-- START RECORD SET --
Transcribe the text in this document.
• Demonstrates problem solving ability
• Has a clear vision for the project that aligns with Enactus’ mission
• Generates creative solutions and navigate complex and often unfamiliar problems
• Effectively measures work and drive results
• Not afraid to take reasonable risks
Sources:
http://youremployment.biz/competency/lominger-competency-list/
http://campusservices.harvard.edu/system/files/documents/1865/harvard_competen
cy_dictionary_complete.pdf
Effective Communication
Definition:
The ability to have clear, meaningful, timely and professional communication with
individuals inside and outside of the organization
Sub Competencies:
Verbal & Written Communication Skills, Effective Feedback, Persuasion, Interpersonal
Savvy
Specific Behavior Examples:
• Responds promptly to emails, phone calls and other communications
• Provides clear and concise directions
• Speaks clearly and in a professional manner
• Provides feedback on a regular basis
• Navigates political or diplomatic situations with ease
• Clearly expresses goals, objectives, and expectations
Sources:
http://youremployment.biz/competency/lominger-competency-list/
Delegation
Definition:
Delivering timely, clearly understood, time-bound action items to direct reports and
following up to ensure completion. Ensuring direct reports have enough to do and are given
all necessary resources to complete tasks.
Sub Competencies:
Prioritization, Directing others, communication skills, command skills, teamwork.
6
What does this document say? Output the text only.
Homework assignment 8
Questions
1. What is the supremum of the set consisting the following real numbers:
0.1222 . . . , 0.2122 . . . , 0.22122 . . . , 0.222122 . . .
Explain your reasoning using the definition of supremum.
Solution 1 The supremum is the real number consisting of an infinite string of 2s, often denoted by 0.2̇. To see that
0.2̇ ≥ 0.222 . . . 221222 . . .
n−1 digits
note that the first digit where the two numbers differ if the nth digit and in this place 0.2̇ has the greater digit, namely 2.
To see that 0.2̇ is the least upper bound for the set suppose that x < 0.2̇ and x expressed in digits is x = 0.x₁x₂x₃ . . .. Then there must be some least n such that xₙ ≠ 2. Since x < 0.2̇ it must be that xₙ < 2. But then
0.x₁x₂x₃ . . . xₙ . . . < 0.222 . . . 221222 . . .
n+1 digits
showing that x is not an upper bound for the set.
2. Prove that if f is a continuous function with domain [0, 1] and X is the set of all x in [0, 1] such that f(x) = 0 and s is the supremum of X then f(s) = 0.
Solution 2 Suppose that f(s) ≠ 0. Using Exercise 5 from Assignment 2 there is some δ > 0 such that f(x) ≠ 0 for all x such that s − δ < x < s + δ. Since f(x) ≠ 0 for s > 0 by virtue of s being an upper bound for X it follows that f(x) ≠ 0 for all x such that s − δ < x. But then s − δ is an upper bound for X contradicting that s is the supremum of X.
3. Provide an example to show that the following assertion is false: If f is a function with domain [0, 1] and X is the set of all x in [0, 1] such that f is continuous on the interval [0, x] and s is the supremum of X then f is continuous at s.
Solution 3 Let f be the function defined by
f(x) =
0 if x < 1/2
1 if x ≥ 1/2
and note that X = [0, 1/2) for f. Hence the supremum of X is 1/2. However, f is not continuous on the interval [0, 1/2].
-- END RECORD SET --
DIRECTIONS —
List all lines above in which the string "domain" appears.

WORKED ANSWER —
2. Prove that if f is a continuous function with domain [0, 1] and X is the set of all x in [0, 1] such that f(x) = 0 and s is the supremum of X then f(s) = 0.
3. Provide an example to show that the following assertion is false: If f is a function with domain [0, 1] and X is the set of all x in [0, 1] such that f is continuous on the interval [0, x] and s is the supremum of X then f is continuous at s.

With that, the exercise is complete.